» **EXERCISE TASK**: Copy out the entries below precisely; nothing is to be omitted.

» **PROVIDED DATA**:
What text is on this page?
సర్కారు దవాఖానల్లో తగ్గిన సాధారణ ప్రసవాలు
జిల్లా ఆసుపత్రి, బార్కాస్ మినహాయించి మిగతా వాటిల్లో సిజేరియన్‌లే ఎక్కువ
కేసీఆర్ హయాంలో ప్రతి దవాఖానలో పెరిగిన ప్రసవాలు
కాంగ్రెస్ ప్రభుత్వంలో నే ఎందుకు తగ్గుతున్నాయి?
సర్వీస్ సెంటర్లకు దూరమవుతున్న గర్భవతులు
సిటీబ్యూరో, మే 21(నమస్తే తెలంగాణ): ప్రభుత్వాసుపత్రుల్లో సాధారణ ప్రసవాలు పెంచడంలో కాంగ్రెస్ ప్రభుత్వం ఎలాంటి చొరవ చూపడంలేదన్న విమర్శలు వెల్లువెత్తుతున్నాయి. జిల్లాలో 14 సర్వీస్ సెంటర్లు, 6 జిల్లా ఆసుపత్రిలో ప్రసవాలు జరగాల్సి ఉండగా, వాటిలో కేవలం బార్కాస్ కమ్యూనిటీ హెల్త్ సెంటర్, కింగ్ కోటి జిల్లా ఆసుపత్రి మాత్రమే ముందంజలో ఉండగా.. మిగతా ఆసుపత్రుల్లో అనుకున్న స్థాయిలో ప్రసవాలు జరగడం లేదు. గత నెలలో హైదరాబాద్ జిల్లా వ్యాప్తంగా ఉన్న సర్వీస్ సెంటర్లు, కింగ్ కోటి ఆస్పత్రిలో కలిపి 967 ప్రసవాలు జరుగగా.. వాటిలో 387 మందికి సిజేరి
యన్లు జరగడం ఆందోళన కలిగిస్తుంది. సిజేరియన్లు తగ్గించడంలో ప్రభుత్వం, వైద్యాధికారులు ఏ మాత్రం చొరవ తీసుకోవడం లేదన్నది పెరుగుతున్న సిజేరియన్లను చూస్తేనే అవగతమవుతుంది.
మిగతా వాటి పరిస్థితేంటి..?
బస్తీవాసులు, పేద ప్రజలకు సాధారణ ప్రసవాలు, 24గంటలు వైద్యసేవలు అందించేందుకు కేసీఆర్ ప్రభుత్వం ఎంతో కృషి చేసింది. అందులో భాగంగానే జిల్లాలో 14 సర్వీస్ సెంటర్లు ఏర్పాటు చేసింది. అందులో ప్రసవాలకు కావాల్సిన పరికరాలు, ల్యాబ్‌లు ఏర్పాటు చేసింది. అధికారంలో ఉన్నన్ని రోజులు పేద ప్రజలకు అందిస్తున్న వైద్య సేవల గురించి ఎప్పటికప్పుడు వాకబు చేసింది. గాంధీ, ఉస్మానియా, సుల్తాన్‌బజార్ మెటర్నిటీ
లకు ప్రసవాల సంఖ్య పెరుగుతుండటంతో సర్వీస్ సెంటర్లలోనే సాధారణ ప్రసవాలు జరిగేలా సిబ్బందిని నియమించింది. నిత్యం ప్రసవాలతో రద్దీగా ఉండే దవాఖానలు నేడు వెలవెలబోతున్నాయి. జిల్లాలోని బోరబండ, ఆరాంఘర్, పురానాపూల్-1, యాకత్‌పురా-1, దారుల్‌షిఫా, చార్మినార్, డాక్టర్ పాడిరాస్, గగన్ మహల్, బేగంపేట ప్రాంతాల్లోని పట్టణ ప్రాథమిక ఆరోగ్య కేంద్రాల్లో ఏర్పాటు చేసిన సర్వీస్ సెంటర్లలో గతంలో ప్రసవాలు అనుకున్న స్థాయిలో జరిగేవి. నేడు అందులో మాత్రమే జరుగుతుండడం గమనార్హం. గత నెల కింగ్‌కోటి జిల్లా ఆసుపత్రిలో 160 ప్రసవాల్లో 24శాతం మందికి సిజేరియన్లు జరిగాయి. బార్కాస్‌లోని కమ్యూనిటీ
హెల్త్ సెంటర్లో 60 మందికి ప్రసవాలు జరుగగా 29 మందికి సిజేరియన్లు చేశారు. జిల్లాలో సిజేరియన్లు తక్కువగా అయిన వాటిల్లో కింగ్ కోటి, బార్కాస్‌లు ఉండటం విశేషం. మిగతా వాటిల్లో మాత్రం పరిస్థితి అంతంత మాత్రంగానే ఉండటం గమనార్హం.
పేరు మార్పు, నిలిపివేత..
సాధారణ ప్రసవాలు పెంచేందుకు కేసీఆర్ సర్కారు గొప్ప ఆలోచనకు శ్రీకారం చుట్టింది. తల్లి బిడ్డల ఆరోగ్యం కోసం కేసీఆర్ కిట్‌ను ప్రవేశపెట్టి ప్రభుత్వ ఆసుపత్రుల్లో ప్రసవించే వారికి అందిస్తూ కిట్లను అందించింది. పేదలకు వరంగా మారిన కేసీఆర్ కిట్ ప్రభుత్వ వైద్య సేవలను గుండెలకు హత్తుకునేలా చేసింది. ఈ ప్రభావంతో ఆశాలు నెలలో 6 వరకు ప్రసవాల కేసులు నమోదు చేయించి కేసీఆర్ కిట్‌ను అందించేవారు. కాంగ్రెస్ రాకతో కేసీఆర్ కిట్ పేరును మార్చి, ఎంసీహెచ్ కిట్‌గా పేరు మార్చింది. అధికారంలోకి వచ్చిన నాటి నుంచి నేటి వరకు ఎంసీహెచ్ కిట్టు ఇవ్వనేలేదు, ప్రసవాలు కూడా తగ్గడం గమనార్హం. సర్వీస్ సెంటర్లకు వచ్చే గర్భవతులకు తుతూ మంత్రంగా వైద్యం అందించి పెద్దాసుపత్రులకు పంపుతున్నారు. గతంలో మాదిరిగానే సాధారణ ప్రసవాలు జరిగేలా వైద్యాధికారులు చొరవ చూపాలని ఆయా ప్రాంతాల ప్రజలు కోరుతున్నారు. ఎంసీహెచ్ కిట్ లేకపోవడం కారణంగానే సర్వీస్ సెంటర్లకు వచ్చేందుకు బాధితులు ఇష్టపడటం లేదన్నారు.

» **RESULT**:
What text is on this page?
సర్కారు దవాఖానల్లో తగ్గిన సాధారణ ప్రసవాలు
జిల్లా ఆసుపత్రి, బార్కాస్ మినహాయించి మిగతా వాటిల్లో సిజేరియన్‌లే ఎక్కువ
కేసీఆర్ హయాంలో ప్రతి దవాఖానలో పెరిగిన ప్రసవాలు
కాంగ్రెస్ ప్రభుత్వంలో నే ఎందుకు తగ్గుతున్నాయి?
సర్వీస్ సెంటర్లకు దూరమవుతున్న గర్భవతులు
సిటీబ్యూరో, మే 21(నమస్తే తెలంగాణ): ప్రభుత్వాసుపత్రుల్లో సాధారణ ప్రసవాలు పెంచడంలో కాంగ్రెస్ ప్రభుత్వం ఎలాంటి చొరవ చూపడంలేదన్న విమర్శలు వెల్లువెత్తుతున్నాయి. జిల్లాలో 14 సర్వీస్ సెంటర్లు, 6 జిల్లా ఆసుపత్రిలో ప్రసవాలు జరగాల్సి ఉండగా, వాటిలో కేవలం బార్కాస్ కమ్యూనిటీ హెల్త్ సెంటర్, కింగ్ కోటి జిల్లా ఆసుపత్రి మాత్రమే ముందంజలో ఉండగా.. మిగతా ఆసుపత్రుల్లో అనుకున్న స్థాయిలో ప్రసవాలు జరగడం లేదు. గత నెలలో హైదరాబాద్ జిల్లా వ్యాప్తంగా ఉన్న సర్వీస్ సెంటర్లు, కింగ్ కోటి ఆస్పత్రిలో కలిపి 967 ప్రసవాలు జరుగగా.. వాటిలో 387 మందికి సిజేరి
యన్లు జరగడం ఆందోళన కలిగిస్తుంది. సిజేరియన్లు తగ్గించడంలో ప్రభుత్వం, వైద్యాధికారులు ఏ మాత్రం చొరవ తీసుకోవడం లేదన్నది పెరుగుతున్న సిజేరియన్లను చూస్తేనే అవగతమవుతుంది.
మిగతా వాటి పరిస్థితేంటి..?
బస్తీవాసులు, పేద ప్రజలకు సాధారణ ప్రసవాలు, 24గంటలు వైద్యసేవలు అందించేందుకు కేసీఆర్ ప్రభుత్వం ఎంతో కృషి చేసింది. అందులో భాగంగానే జిల్లాలో 14 సర్వీస్ సెంటర్లు ఏర్పాటు చేసింది. అందులో ప్రసవాలకు కావాల్సిన పరికరాలు, ల్యాబ్‌లు ఏర్పాటు చేసింది. అధికారంలో ఉన్నన్ని రోజులు పేద ప్రజలకు అందిస్తున్న వైద్య సేవల గురించి ఎప్పటికప్పుడు వాకబు చేసింది. గాంధీ, ఉస్మానియా, సుల్తాన్‌బజార్ మెటర్నిటీ
లకు ప్రసవాల సంఖ్య పెరుగుతుండటంతో సర్వీస్ సెంటర్లలోనే సాధారణ ప్రసవాలు జరిగేలా సిబ్బందిని నియమించింది. నిత్యం ప్రసవాలతో రద్దీగా ఉండే దవాఖానలు నేడు వెలవెలబోతున్నాయి. జిల్లాలోని బోరబండ, ఆరాంఘర్, పురానాపూల్-1, యాకత్‌పురా-1, దారుల్‌షిఫా, చార్మినార్, డాక్టర్ పాడిరాస్, గగన్ మహల్, బేగంపేట ప్రాంతాల్లోని పట్టణ ప్రాథమిక ఆరోగ్య కేంద్రాల్లో ఏర్పాటు చేసిన సర్వీస్ సెంటర్లలో గతంలో ప్రసవాలు అనుకున్న స్థాయిలో జరిగేవి. నేడు అందులో మాత్రమే జరుగుతుండడం గమనార్హం. గత నెల కింగ్‌కోటి జిల్లా ఆసుపత్రిలో 160 ప్రసవాల్లో 24శాతం మందికి సిజేరియన్లు జరిగాయి. బార్కాస్‌లోని కమ్యూనిటీ
హెల్త్ సెంటర్లో 60 మందికి ప్రసవాలు జరుగగా 29 మందికి సిజేరియన్లు చేశారు. జిల్లాలో సిజేరియన్లు తక్కువగా అయిన వాటిల్లో కింగ్ కోటి, బార్కాస్‌లు ఉండటం విశేషం. మిగతా వాటిల్లో మాత్రం పరిస్థితి అంతంత మాత్రంగానే ఉండటం గమనార్హం.
పేరు మార్పు, నిలిపివేత..
సాధారణ ప్రసవాలు పెంచేందుకు కేసీఆర్ సర్కారు గొప్ప ఆలోచనకు శ్రీకారం చుట్టింది. తల్లి బిడ్డల ఆరోగ్యం కోసం కేసీఆర్ కిట్‌ను ప్రవేశపెట్టి ప్రభుత్వ ఆసుపత్రుల్లో ప్రసవించే వారికి అందిస్తూ కిట్లను అందించింది. పేదలకు వరంగా మారిన కేసీఆర్ కిట్ ప్రభుత్వ వైద్య సేవలను గుండెలకు హత్తుకునేలా చేసింది. ఈ ప్రభావంతో ఆశాలు నెలలో 6 వరకు ప్రసవాల కేసులు నమోదు చేయించి కేసీఆర్ కిట్‌ను అందించేవారు. కాంగ్రెస్ రాకతో కేసీఆర్ కిట్ పేరును మార్చి, ఎంసీహెచ్ కిట్‌గా పేరు మార్చింది. అధికారంలోకి వచ్చిన నాటి నుంచి నేటి వరకు ఎంసీహెచ్ కిట్టు ఇవ్వనేలేదు, ప్రసవాలు కూడా తగ్గడం గమనార్హం. సర్వీస్ సెంటర్లకు వచ్చే గర్భవతులకు తుతూ మంత్రంగా వైద్యం అందించి పెద్దాసుపత్రులకు పంపుతున్నారు. గతంలో మాదిరిగానే సాధారణ ప్రసవాలు జరిగేలా వైద్యాధికారులు చొరవ చూపాలని ఆయా ప్రాంతాల ప్రజలు కోరుతున్నారు. ఎంసీహెచ్ కిట్ లేకపోవడం కారణంగానే సర్వీస్ సెంటర్లకు వచ్చేందుకు బాధితులు ఇష్టపడటం లేదన్నారు.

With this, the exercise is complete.